## PROBLEM DESCRIPTION
Can you output the records below exactly as they are written?
__________________________________________________
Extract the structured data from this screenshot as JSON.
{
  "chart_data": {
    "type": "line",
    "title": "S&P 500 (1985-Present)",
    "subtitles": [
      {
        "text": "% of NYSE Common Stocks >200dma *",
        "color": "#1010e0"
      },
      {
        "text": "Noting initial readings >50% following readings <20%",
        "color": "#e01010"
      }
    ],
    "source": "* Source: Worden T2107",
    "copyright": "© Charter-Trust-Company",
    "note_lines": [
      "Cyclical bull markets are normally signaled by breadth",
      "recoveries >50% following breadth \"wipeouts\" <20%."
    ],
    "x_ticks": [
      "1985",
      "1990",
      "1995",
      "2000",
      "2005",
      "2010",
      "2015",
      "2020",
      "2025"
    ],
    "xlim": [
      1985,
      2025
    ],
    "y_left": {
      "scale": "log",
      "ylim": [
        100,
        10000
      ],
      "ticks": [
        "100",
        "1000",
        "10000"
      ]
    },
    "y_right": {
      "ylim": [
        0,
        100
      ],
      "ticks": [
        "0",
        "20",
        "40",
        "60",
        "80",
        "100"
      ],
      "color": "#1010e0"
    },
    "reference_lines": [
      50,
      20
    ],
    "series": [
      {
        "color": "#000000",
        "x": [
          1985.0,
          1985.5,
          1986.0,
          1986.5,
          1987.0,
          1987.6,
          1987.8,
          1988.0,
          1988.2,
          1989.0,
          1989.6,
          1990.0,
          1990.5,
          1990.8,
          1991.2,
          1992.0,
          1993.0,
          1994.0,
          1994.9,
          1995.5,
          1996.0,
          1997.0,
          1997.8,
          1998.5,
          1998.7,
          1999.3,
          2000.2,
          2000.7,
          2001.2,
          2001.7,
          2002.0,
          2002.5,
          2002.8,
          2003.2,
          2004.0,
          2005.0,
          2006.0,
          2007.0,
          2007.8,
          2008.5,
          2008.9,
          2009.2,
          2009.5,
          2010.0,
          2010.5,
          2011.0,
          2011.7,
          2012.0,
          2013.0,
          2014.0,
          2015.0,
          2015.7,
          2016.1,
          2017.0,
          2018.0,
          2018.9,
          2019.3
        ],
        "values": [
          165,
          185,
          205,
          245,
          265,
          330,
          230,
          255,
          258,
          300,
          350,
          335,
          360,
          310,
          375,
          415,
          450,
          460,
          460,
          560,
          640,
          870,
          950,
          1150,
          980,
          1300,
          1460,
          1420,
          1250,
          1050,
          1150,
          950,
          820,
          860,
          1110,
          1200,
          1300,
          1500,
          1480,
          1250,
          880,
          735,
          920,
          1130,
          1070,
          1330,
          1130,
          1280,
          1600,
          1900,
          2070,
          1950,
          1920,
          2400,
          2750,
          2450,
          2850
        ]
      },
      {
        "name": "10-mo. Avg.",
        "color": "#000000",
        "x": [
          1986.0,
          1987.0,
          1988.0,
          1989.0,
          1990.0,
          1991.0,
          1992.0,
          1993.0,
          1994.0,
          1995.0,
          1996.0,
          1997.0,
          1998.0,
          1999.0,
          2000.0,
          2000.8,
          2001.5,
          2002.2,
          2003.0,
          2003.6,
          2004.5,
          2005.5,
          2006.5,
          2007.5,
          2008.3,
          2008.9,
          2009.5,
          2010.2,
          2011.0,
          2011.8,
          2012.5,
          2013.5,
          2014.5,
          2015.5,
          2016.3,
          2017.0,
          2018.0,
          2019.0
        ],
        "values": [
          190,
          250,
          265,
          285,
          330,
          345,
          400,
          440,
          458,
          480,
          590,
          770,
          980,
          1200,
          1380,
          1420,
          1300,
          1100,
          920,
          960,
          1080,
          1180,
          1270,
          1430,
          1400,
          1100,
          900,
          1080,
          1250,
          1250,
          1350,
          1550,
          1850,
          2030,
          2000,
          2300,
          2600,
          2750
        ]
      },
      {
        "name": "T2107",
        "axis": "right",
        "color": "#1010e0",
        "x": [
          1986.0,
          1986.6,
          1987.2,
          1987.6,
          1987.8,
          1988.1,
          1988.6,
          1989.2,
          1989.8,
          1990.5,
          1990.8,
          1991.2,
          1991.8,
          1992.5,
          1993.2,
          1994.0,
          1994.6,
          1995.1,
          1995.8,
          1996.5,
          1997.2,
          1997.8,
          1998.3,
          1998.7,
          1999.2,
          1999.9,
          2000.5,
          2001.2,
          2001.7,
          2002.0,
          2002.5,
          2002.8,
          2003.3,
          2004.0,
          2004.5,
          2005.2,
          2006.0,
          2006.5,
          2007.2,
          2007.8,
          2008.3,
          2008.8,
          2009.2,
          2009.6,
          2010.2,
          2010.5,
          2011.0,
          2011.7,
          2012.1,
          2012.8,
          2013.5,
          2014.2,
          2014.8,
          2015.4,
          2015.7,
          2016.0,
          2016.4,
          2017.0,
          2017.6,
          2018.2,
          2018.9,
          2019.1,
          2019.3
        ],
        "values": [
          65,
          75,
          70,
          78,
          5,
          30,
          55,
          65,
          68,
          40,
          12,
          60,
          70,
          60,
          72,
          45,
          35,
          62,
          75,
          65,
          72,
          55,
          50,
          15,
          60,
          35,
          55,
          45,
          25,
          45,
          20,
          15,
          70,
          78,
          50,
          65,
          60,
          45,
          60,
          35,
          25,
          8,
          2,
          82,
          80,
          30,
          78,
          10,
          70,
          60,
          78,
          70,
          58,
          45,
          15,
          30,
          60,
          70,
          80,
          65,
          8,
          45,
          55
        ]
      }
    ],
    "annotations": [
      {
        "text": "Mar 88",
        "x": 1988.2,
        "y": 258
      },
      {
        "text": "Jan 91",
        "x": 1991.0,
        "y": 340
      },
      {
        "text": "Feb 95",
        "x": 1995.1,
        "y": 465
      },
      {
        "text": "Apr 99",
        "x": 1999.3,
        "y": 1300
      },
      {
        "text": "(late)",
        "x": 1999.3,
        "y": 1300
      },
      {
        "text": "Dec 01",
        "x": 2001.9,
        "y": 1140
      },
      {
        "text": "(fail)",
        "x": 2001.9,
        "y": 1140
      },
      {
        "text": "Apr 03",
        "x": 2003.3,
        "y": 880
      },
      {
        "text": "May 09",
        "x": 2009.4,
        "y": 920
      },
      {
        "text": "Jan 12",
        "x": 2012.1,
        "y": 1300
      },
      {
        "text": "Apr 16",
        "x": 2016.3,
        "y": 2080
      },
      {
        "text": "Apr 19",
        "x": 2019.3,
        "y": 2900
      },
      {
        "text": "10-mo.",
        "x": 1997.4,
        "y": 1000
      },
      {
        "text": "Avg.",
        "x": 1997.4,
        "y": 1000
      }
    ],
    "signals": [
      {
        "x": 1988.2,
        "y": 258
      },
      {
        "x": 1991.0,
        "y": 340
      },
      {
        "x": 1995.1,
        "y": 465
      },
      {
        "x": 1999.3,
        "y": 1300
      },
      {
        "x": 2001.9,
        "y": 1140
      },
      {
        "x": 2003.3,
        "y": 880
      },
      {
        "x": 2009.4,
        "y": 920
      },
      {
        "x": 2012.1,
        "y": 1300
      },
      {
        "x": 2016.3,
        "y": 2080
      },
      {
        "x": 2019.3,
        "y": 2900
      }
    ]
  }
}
__________________________________________________
## SOLUTION BELOW
Extract the structured data from this screenshot as JSON.
{
  "chart_data": {
    "type": "line",
    "title": "S&P 500 (1985-Present)",
    "subtitles": [
      {
        "text": "% of NYSE Common Stocks >200dma *",
        "color": "#1010e0"
      },
      {
        "text": "Noting initial readings >50% following readings <20%",
        "color": "#e01010"
      }
    ],
    "source": "* Source: Worden T2107",
    "copyright": "© Charter-Trust-Company",
    "note_lines": [
      "Cyclical bull markets are normally signaled by breadth",
      "recoveries >50% following breadth \"wipeouts\" <20%."
    ],
    "x_ticks": [
      "1985",
      "1990",
      "1995",
      "2000",
      "2005",
      "2010",
      "2015",
      "2020",
      "2025"
    ],
    "xlim": [
      1985,
      2025
    ],
    "y_left": {
      "scale": "log",
      "ylim": [
        100,
        10000
      ],
      "ticks": [
        "100",
        "1000",
        "10000"
      ]
    },
    "y_right": {
      "ylim": [
        0,
        100
      ],
      "ticks": [
        "0",
        "20",
        "40",
        "60",
        "80",
        "100"
      ],
      "color": "#1010e0"
    },
    "reference_lines": [
      50,
      20
    ],
    "series": [
      {
        "color": "#000000",
        "x": [
          1985.0,
          1985.5,
          1986.0,
          1986.5,
          1987.0,
          1987.6,
          1987.8,
          1988.0,
          1988.2,
          1989.0,
          1989.6,
          1990.0,
          1990.5,
          1990.8,
          1991.2,
          1992.0,
          1993.0,
          1994.0,
          1994.9,
          1995.5,
          1996.0,
          1997.0,
          1997.8,
          1998.5,
          1998.7,
          1999.3,
          2000.2,
          2000.7,
          2001.2,
          2001.7,
          2002.0,
          2002.5,
          2002.8,
          2003.2,
          2004.0,
          2005.0,
          2006.0,
          2007.0,
          2007.8,
          2008.5,
          2008.9,
          2009.2,
          2009.5,
          2010.0,
          2010.5,
          2011.0,
          2011.7,
          2012.0,
          2013.0,
          2014.0,
          2015.0,
          2015.7,
          2016.1,
          2017.0,
          2018.0,
          2018.9,
          2019.3
        ],
        "values": [
          165,
          185,
          205,
          245,
          265,
          330,
          230,
          255,
          258,
          300,
          350,
          335,
          360,
          310,
          375,
          415,
          450,
          460,
          460,
          560,
          640,
          870,
          950,
          1150,
          980,
          1300,
          1460,
          1420,
          1250,
          1050,
          1150,
          950,
          820,
          860,
          1110,
          1200,
          1300,
          1500,
          1480,
          1250,
          880,
          735,
          920,
          1130,
          1070,
          1330,
          1130,
          1280,
          1600,
          1900,
          2070,
          1950,
          1920,
          2400,
          2750,
          2450,
          2850
        ]
      },
      {
        "name": "10-mo. Avg.",
        "color": "#000000",
        "x": [
          1986.0,
          1987.0,
          1988.0,
          1989.0,
          1990.0,
          1991.0,
          1992.0,
          1993.0,
          1994.0,
          1995.0,
          1996.0,
          1997.0,
          1998.0,
          1999.0,
          2000.0,
          2000.8,
          2001.5,
          2002.2,
          2003.0,
          2003.6,
          2004.5,
          2005.5,
          2006.5,
          2007.5,
          2008.3,
          2008.9,
          2009.5,
          2010.2,
          2011.0,
          2011.8,
          2012.5,
          2013.5,
          2014.5,
          2015.5,
          2016.3,
          2017.0,
          2018.0,
          2019.0
        ],
        "values": [
          190,
          250,
          265,
          285,
          330,
          345,
          400,
          440,
          458,
          480,
          590,
          770,
          980,
          1200,
          1380,
          1420,
          1300,
          1100,
          920,
          960,
          1080,
          1180,
          1270,
          1430,
          1400,
          1100,
          900,
          1080,
          1250,
          1250,
          1350,
          1550,
          1850,
          2030,
          2000,
          2300,
          2600,
          2750
        ]
      },
      {
        "name": "T2107",
        "axis": "right",
        "color": "#1010e0",
        "x": [
          1986.0,
          1986.6,
          1987.2,
          1987.6,
          1987.8,
          1988.1,
          1988.6,
          1989.2,
          1989.8,
          1990.5,
          1990.8,
          1991.2,
          1991.8,
          1992.5,
          1993.2,
          1994.0,
          1994.6,
          1995.1,
          1995.8,
          1996.5,
          1997.2,
          1997.8,
          1998.3,
          1998.7,
          1999.2,
          1999.9,
          2000.5,
          2001.2,
          2001.7,
          2002.0,
          2002.5,
          2002.8,
          2003.3,
          2004.0,
          2004.5,
          2005.2,
          2006.0,
          2006.5,
          2007.2,
          2007.8,
          2008.3,
          2008.8,
          2009.2,
          2009.6,
          2010.2,
          2010.5,
          2011.0,
          2011.7,
          2012.1,
          2012.8,
          2013.5,
          2014.2,
          2014.8,
          2015.4,
          2015.7,
          2016.0,
          2016.4,
          2017.0,
          2017.6,
          2018.2,
          2018.9,
          2019.1,
          2019.3
        ],
        "values": [
          65,
          75,
          70,
          78,
          5,
          30,
          55,
          65,
          68,
          40,
          12,
          60,
          70,
          60,
          72,
          45,
          35,
          62,
          75,
          65,
          72,
          55,
          50,
          15,
          60,
          35,
          55,
          45,
          25,
          45,
          20,
          15,
          70,
          78,
          50,
          65,
          60,
          45,
          60,
          35,
          25,
          8,
          2,
          82,
          80,
          30,
          78,
          10,
          70,
          60,
          78,
          70,
          58,
          45,
          15,
          30,
          60,
          70,
          80,
          65,
          8,
          45,
          55
        ]
      }
    ],
    "annotations": [
      {
        "text": "Mar 88",
        "x": 1988.2,
        "y": 258
      },
      {
        "text": "Jan 91",
        "x": 1991.0,
        "y": 340
      },
      {
        "text": "Feb 95",
        "x": 1995.1,
        "y": 465
      },
      {
        "text": "Apr 99",
        "x": 1999.3,
        "y": 1300
      },
      {
        "text": "(late)",
        "x": 1999.3,
        "y": 1300
      },
      {
        "text": "Dec 01",
        "x": 2001.9,
        "y": 1140
      },
      {
        "text": "(fail)",
        "x": 2001.9,
        "y": 1140
      },
      {
        "text": "Apr 03",
        "x": 2003.3,
        "y": 880
      },
      {
        "text": "May 09",
        "x": 2009.4,
        "y": 920
      },
      {
        "text": "Jan 12",
        "x": 2012.1,
        "y": 1300
      },
      {
        "text": "Apr 16",
        "x": 2016.3,
        "y": 2080
      },
      {
        "text": "Apr 19",
        "x": 2019.3,
        "y": 2900
      },
      {
        "text": "10-mo.",
        "x": 1997.4,
        "y": 1000
      },
      {
        "text": "Avg.",
        "x": 1997.4,
        "y": 1000
      }
    ],
    "signals": [
      {
        "x": 1988.2,
        "y": 258
      },
      {
        "x": 1991.0,
        "y": 340
      },
      {
        "x": 1995.1,
        "y": 465
      },
      {
        "x": 1999.3,
        "y": 1300
      },
      {
        "x": 2001.9,
        "y": 1140
      },
      {
        "x": 2003.3,
        "y": 880
      },
      {
        "x": 2009.4,
        "y": 920
      },
      {
        "x": 2012.1,
        "y": 1300
      },
      {
        "x": 2016.3,
        "y": 2080
      },
      {
        "x": 2019.3,
        "y": 2900
      }
    ]
  }
}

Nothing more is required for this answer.